(Figure collection entries)
============

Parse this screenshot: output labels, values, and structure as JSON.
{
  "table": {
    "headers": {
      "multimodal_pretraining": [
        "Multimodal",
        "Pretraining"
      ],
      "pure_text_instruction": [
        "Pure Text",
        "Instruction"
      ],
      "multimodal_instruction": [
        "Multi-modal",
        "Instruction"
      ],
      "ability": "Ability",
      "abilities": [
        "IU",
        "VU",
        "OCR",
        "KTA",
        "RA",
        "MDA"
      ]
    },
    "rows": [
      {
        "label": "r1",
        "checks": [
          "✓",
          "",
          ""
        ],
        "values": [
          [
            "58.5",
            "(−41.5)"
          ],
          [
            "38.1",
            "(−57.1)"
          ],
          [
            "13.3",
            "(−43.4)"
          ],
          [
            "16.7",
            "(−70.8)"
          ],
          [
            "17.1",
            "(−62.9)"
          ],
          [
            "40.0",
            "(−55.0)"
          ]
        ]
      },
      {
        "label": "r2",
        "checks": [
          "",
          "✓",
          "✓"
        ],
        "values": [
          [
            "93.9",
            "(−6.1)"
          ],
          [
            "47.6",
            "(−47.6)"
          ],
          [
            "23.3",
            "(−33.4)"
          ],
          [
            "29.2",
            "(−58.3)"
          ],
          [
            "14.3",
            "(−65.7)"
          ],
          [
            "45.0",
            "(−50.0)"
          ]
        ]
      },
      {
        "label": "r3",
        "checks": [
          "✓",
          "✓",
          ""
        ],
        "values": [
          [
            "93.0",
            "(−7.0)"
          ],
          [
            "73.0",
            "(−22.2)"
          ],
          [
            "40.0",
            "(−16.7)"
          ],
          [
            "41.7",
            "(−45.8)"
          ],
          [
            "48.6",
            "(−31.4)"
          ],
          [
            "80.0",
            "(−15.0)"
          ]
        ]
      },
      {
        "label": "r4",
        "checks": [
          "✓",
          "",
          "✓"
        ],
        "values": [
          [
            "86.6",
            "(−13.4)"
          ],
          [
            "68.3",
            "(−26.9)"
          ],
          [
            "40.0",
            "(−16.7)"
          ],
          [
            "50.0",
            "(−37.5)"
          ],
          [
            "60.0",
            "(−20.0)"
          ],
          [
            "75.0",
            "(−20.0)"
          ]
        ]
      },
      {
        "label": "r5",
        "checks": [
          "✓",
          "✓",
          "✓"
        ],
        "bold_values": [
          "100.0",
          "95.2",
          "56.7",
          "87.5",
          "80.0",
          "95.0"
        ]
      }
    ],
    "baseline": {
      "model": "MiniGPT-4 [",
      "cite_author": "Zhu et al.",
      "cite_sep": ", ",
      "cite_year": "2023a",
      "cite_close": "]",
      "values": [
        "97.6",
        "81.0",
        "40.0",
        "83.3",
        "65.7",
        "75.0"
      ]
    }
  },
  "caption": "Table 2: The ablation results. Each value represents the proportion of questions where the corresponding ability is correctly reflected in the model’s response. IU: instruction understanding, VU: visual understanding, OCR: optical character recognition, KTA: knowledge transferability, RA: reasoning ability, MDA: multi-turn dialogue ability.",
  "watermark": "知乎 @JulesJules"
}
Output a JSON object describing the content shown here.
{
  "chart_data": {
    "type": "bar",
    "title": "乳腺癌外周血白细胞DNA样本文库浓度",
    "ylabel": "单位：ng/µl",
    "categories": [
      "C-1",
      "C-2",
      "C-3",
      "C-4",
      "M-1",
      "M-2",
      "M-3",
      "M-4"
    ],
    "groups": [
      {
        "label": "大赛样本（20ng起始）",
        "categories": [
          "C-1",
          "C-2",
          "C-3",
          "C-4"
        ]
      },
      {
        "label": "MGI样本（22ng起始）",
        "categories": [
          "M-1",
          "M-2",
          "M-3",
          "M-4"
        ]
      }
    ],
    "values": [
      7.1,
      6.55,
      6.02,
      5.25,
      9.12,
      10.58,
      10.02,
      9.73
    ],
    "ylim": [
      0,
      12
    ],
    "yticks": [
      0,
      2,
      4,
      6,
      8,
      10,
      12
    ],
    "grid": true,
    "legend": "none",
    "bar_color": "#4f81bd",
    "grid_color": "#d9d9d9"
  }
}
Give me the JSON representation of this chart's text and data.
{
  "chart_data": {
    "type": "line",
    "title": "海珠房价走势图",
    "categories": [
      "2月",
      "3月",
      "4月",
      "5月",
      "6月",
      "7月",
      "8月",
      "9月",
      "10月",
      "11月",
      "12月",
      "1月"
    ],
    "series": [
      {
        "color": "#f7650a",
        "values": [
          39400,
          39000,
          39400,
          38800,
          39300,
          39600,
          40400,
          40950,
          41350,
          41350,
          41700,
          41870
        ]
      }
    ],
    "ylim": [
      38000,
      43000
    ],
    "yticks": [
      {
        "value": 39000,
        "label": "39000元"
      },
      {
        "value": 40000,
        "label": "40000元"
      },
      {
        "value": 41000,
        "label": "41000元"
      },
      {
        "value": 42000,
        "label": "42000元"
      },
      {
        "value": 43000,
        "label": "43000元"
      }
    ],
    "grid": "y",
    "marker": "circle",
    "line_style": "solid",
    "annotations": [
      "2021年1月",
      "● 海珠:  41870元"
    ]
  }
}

============

▶ _CHALLENGE_: Please restate the records in full, word for word.

▶ _RESULT FOR THIS TASK_:
Parse this screenshot: output labels, values, and structure as JSON.
{
  "table": {
    "headers": {
      "multimodal_pretraining": [
        "Multimodal",
        "Pretraining"
      ],
      "pure_text_instruction": [
        "Pure Text",
        "Instruction"
      ],
      "multimodal_instruction": [
        "Multi-modal",
        "Instruction"
      ],
      "ability": "Ability",
      "abilities": [
        "IU",
        "VU",
        "OCR",
        "KTA",
        "RA",
        "MDA"
      ]
    },
    "rows": [
      {
        "label": "r1",
        "checks": [
          "✓",
          "",
          ""
        ],
        "values": [
          [
            "58.5",
            "(−41.5)"
          ],
          [
            "38.1",
            "(−57.1)"
          ],
          [
            "13.3",
            "(−43.4)"
          ],
          [
            "16.7",
            "(−70.8)"
          ],
          [
            "17.1",
            "(−62.9)"
          ],
          [
            "40.0",
            "(−55.0)"
          ]
        ]
      },
      {
        "label": "r2",
        "checks": [
          "",
          "✓",
          "✓"
        ],
        "values": [
          [
            "93.9",
            "(−6.1)"
          ],
          [
            "47.6",
            "(−47.6)"
          ],
          [
            "23.3",
            "(−33.4)"
          ],
          [
            "29.2",
            "(−58.3)"
          ],
          [
            "14.3",
            "(−65.7)"
          ],
          [
            "45.0",
            "(−50.0)"
          ]
        ]
      },
      {
        "label": "r3",
        "checks": [
          "✓",
          "✓",
          ""
        ],
        "values": [
          [
            "93.0",
            "(−7.0)"
          ],
          [
            "73.0",
            "(−22.2)"
          ],
          [
            "40.0",
            "(−16.7)"
          ],
          [
            "41.7",
            "(−45.8)"
          ],
          [
            "48.6",
            "(−31.4)"
          ],
          [
            "80.0",
            "(−15.0)"
          ]
        ]
      },
      {
        "label": "r4",
        "checks": [
          "✓",
          "",
          "✓"
        ],
        "values": [
          [
            "86.6",
            "(−13.4)"
          ],
          [
            "68.3",
            "(−26.9)"
          ],
          [
            "40.0",
            "(−16.7)"
          ],
          [
            "50.0",
            "(−37.5)"
          ],
          [
            "60.0",
            "(−20.0)"
          ],
          [
            "75.0",
            "(−20.0)"
          ]
        ]
      },
      {
        "label": "r5",
        "checks": [
          "✓",
          "✓",
          "✓"
        ],
        "bold_values": [
          "100.0",
          "95.2",
          "56.7",
          "87.5",
          "80.0",
          "95.0"
        ]
      }
    ],
    "baseline": {
      "model": "MiniGPT-4 [",
      "cite_author": "Zhu et al.",
      "cite_sep": ", ",
      "cite_year": "2023a",
      "cite_close": "]",
      "values": [
        "97.6",
        "81.0",
        "40.0",
        "83.3",
        "65.7",
        "75.0"
      ]
    }
  },
  "caption": "Table 2: The ablation results. Each value represents the proportion of questions where the corresponding ability is correctly reflected in the model’s response. IU: instruction understanding, VU: visual understanding, OCR: optical character recognition, KTA: knowledge transferability, RA: reasoning ability, MDA: multi-turn dialogue ability.",
  "watermark": "知乎 @JulesJules"
}
Output a JSON object describing the content shown here.
{
  "chart_data": {
    "type": "bar",
    "title": "乳腺癌外周血白细胞DNA样本文库浓度",
    "ylabel": "单位：ng/µl",
    "categories": [
      "C-1",
      "C-2",
      "C-3",
      "C-4",
      "M-1",
      "M-2",
      "M-3",
      "M-4"
    ],
    "groups": [
      {
        "label": "大赛样本（20ng起始）",
        "categories": [
          "C-1",
          "C-2",
          "C-3",
          "C-4"
        ]
      },
      {
        "label": "MGI样本（22ng起始）",
        "categories": [
          "M-1",
          "M-2",
          "M-3",
          "M-4"
        ]
      }
    ],
    "values": [
      7.1,
      6.55,
      6.02,
      5.25,
      9.12,
      10.58,
      10.02,
      9.73
    ],
    "ylim": [
      0,
      12
    ],
    "yticks": [
      0,
      2,
      4,
      6,
      8,
      10,
      12
    ],
    "grid": true,
    "legend": "none",
    "bar_color": "#4f81bd",
    "grid_color": "#d9d9d9"
  }
}
Give me the JSON representation of this chart's text and data.
{
  "chart_data": {
    "type": "line",
    "title": "海珠房价走势图",
    "categories": [
      "2月",
      "3月",
      "4月",
      "5月",
      "6月",
      "7月",
      "8月",
      "9月",
      "10月",
      "11月",
      "12月",
      "1月"
    ],
    "series": [
      {
        "color": "#f7650a",
        "values": [
          39400,
          39000,
          39400,
          38800,
          39300,
          39600,
          40400,
          40950,
          41350,
          41350,
          41700,
          41870
        ]
      }
    ],
    "ylim": [
      38000,
      43000
    ],
    "yticks": [
      {
        "value": 39000,
        "label": "39000元"
      },
      {
        "value": 40000,
        "label": "40000元"
      },
      {
        "value": 41000,
        "label": "41000元"
      },
      {
        "value": 42000,
        "label": "42000元"
      },
      {
        "value": 43000,
        "label": "43000元"
      }
    ],
    "grid": "y",
    "marker": "circle",
    "line_style": "solid",
    "annotations": [
      "2021年1月",
      "● 海珠:  41870元"
    ]
  }
}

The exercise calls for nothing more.